▶ Do this
Locate the word "plain" in the entries below, then gather every line that holds it.

Extracted records
-- Begin --

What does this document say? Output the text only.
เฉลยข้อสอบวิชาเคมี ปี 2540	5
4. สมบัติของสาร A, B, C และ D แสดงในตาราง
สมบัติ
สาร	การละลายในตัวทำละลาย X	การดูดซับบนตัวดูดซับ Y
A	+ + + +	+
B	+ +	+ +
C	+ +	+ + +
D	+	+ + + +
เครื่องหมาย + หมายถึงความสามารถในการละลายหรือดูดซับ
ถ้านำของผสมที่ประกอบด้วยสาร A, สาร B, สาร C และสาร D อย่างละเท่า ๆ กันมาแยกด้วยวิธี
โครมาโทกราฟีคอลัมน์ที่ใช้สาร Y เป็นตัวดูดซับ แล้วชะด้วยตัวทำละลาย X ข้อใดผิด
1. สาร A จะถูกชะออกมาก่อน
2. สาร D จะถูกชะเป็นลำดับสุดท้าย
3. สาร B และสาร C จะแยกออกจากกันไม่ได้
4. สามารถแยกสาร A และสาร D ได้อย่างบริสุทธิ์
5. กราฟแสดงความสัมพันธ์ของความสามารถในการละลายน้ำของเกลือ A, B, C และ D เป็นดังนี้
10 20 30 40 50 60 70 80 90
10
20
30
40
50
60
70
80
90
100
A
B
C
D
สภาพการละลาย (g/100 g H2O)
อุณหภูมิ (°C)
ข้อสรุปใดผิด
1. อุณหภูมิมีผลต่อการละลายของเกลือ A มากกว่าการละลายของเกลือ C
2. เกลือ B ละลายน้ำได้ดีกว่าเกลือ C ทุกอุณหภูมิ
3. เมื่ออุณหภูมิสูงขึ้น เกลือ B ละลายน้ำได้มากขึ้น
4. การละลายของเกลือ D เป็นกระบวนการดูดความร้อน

-- End --
-- Begin --

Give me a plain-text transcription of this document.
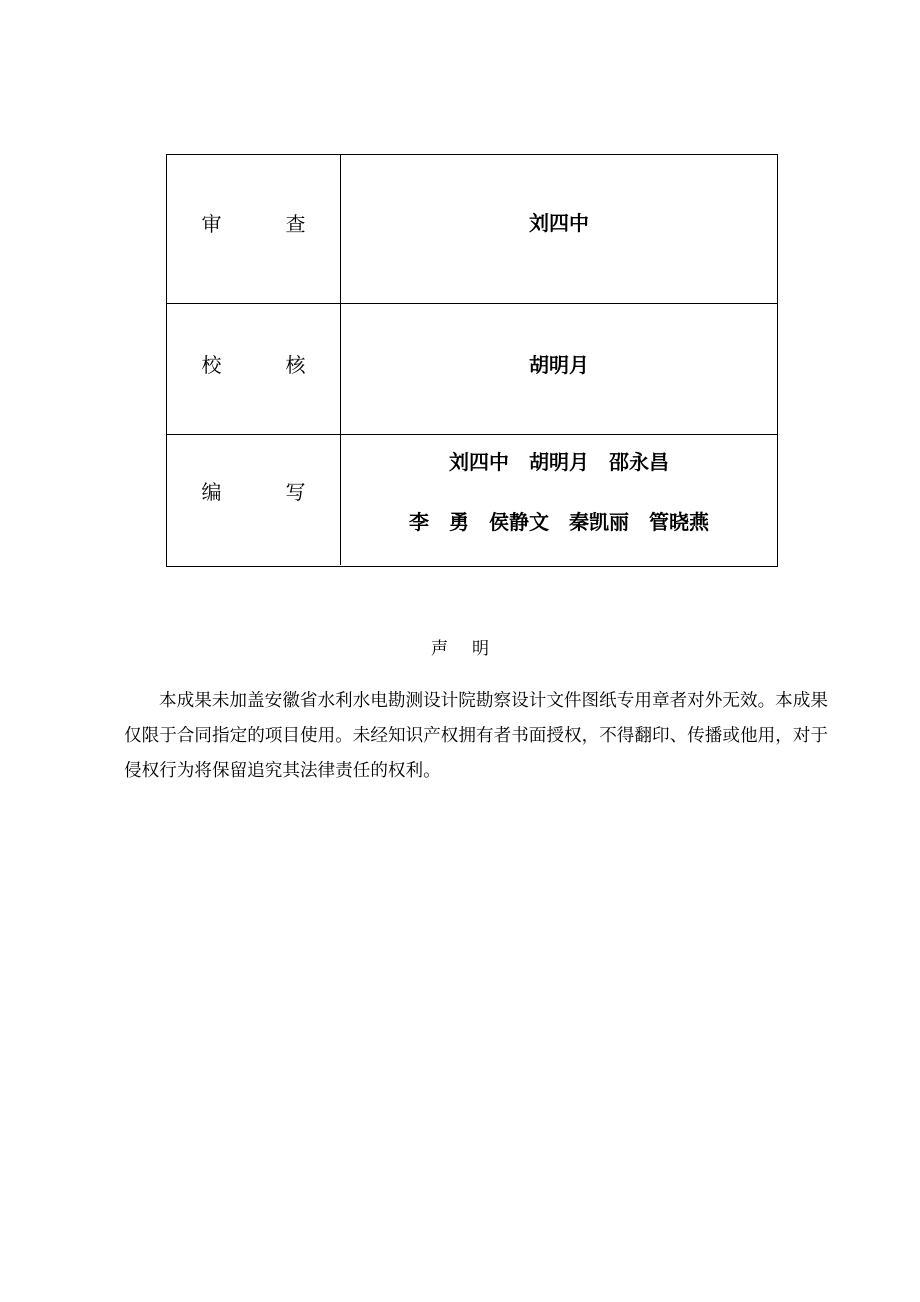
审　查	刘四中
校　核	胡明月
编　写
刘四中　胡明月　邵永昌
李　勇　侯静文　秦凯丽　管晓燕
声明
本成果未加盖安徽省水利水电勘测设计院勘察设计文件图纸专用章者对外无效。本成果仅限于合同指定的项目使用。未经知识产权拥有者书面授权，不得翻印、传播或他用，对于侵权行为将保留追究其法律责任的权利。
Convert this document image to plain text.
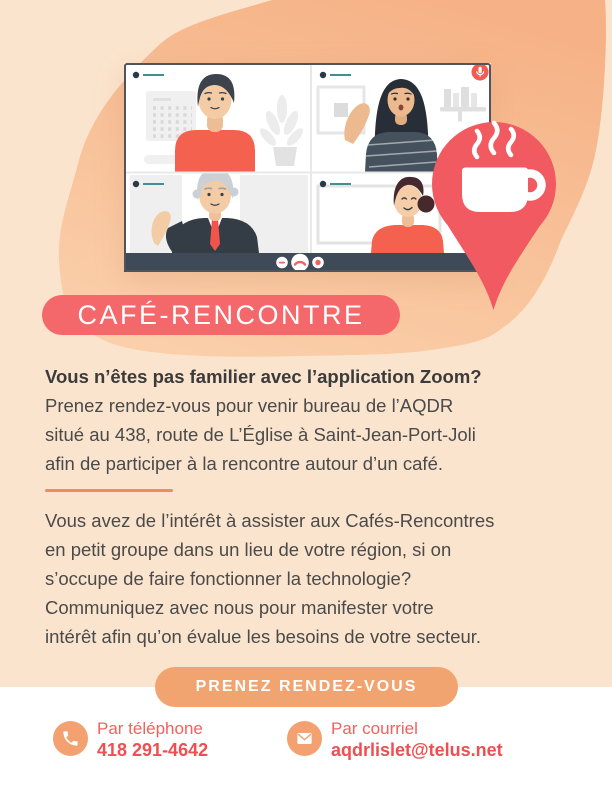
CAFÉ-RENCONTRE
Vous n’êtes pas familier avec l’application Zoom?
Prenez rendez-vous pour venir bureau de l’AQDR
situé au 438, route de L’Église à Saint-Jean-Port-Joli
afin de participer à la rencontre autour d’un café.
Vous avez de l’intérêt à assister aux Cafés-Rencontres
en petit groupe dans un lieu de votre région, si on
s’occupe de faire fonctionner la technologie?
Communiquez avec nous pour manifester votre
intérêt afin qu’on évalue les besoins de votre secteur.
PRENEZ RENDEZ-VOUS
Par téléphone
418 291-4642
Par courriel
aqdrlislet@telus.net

-- End --
-- Begin --

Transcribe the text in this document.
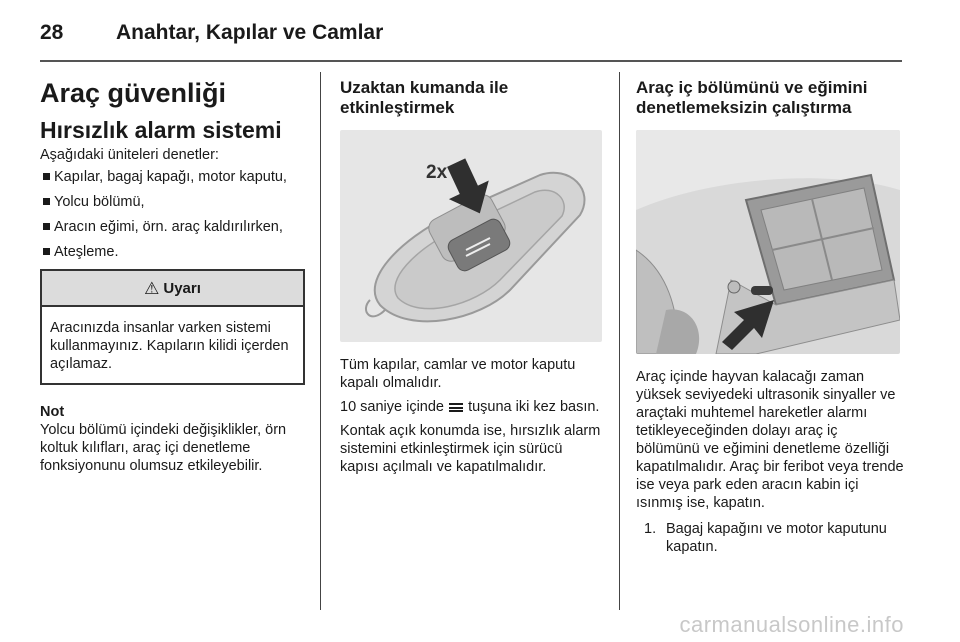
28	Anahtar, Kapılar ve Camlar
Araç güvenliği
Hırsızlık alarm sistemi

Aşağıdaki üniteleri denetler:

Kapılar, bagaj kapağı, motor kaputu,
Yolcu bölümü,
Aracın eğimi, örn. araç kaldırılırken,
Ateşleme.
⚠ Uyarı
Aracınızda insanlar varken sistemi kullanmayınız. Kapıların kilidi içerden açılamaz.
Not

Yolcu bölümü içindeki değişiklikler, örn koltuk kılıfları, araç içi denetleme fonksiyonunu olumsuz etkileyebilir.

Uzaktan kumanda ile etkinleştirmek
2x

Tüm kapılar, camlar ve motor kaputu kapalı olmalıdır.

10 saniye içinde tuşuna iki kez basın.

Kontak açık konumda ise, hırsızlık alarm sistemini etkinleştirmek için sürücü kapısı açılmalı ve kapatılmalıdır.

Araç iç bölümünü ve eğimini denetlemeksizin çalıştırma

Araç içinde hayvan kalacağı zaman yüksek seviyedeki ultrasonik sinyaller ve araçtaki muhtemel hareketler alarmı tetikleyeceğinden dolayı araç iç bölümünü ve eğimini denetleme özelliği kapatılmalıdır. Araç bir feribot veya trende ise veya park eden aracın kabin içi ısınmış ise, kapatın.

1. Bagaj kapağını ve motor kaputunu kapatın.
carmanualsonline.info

-- End --

▶ Final result
Give me a plain-text transcription of this document.
Convert this document image to plain text.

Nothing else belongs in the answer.